▸ REQUIRED WORK:
An exact copy of every record is needed.
═════ DATA ROWS ═════
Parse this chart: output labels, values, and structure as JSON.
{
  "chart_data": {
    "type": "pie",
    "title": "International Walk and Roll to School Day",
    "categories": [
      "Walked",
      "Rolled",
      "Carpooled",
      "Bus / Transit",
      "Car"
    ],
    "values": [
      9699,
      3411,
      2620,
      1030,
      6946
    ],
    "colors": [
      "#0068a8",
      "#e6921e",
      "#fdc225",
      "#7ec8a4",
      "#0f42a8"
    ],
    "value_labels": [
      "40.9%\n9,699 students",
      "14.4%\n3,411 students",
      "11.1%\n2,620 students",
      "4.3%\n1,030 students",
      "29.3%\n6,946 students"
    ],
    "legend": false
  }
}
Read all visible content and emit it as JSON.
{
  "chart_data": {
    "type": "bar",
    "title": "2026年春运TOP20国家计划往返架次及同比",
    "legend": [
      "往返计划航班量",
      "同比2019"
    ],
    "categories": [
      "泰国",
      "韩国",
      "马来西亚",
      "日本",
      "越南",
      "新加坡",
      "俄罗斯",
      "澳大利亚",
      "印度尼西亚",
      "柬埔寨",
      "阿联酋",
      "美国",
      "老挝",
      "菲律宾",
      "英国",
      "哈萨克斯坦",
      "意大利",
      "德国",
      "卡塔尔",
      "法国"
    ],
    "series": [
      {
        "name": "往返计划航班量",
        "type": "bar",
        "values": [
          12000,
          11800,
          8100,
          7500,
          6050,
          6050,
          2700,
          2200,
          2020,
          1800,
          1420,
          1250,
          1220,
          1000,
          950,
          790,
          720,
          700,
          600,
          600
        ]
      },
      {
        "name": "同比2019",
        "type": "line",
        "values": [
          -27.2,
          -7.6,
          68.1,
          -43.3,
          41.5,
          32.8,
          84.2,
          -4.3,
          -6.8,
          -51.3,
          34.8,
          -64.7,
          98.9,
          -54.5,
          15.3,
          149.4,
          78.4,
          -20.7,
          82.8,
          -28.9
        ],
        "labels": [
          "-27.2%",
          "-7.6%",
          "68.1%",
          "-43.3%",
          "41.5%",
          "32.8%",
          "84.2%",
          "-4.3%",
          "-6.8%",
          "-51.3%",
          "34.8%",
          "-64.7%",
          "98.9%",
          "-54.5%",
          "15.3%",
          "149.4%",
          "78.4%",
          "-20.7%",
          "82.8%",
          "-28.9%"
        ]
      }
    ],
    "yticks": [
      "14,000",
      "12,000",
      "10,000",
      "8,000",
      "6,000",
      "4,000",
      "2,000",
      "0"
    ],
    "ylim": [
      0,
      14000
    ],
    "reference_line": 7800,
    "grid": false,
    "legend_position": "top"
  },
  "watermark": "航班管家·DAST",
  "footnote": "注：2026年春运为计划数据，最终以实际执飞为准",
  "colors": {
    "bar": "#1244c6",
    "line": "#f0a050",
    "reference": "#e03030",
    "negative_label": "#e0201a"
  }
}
═════
▸ EXPECTED ANSWER:
Parse this chart: output labels, values, and structure as JSON.
{
  "chart_data": {
    "type": "pie",
    "title": "International Walk and Roll to School Day",
    "categories": [
      "Walked",
      "Rolled",
      "Carpooled",
      "Bus / Transit",
      "Car"
    ],
    "values": [
      9699,
      3411,
      2620,
      1030,
      6946
    ],
    "colors": [
      "#0068a8",
      "#e6921e",
      "#fdc225",
      "#7ec8a4",
      "#0f42a8"
    ],
    "value_labels": [
      "40.9%\n9,699 students",
      "14.4%\n3,411 students",
      "11.1%\n2,620 students",
      "4.3%\n1,030 students",
      "29.3%\n6,946 students"
    ],
    "legend": false
  }
}
Read all visible content and emit it as JSON.
{
  "chart_data": {
    "type": "bar",
    "title": "2026年春运TOP20国家计划往返架次及同比",
    "legend": [
      "往返计划航班量",
      "同比2019"
    ],
    "categories": [
      "泰国",
      "韩国",
      "马来西亚",
      "日本",
      "越南",
      "新加坡",
      "俄罗斯",
      "澳大利亚",
      "印度尼西亚",
      "柬埔寨",
      "阿联酋",
      "美国",
      "老挝",
      "菲律宾",
      "英国",
      "哈萨克斯坦",
      "意大利",
      "德国",
      "卡塔尔",
      "法国"
    ],
    "series": [
      {
        "name": "往返计划航班量",
        "type": "bar",
        "values": [
          12000,
          11800,
          8100,
          7500,
          6050,
          6050,
          2700,
          2200,
          2020,
          1800,
          1420,
          1250,
          1220,
          1000,
          950,
          790,
          720,
          700,
          600,
          600
        ]
      },
      {
        "name": "同比2019",
        "type": "line",
        "values": [
          -27.2,
          -7.6,
          68.1,
          -43.3,
          41.5,
          32.8,
          84.2,
          -4.3,
          -6.8,
          -51.3,
          34.8,
          -64.7,
          98.9,
          -54.5,
          15.3,
          149.4,
          78.4,
          -20.7,
          82.8,
          -28.9
        ],
        "labels": [
          "-27.2%",
          "-7.6%",
          "68.1%",
          "-43.3%",
          "41.5%",
          "32.8%",
          "84.2%",
          "-4.3%",
          "-6.8%",
          "-51.3%",
          "34.8%",
          "-64.7%",
          "98.9%",
          "-54.5%",
          "15.3%",
          "149.4%",
          "78.4%",
          "-20.7%",
          "82.8%",
          "-28.9%"
        ]
      }
    ],
    "yticks": [
      "14,000",
      "12,000",
      "10,000",
      "8,000",
      "6,000",
      "4,000",
      "2,000",
      "0"
    ],
    "ylim": [
      0,
      14000
    ],
    "reference_line": 7800,
    "grid": false,
    "legend_position": "top"
  },
  "watermark": "航班管家·DAST",
  "footnote": "注：2026年春运为计划数据，最终以实际执飞为准",
  "colors": {
    "bar": "#1244c6",
    "line": "#f0a050",
    "reference": "#e03030",
    "negative_label": "#e0201a"
  }
}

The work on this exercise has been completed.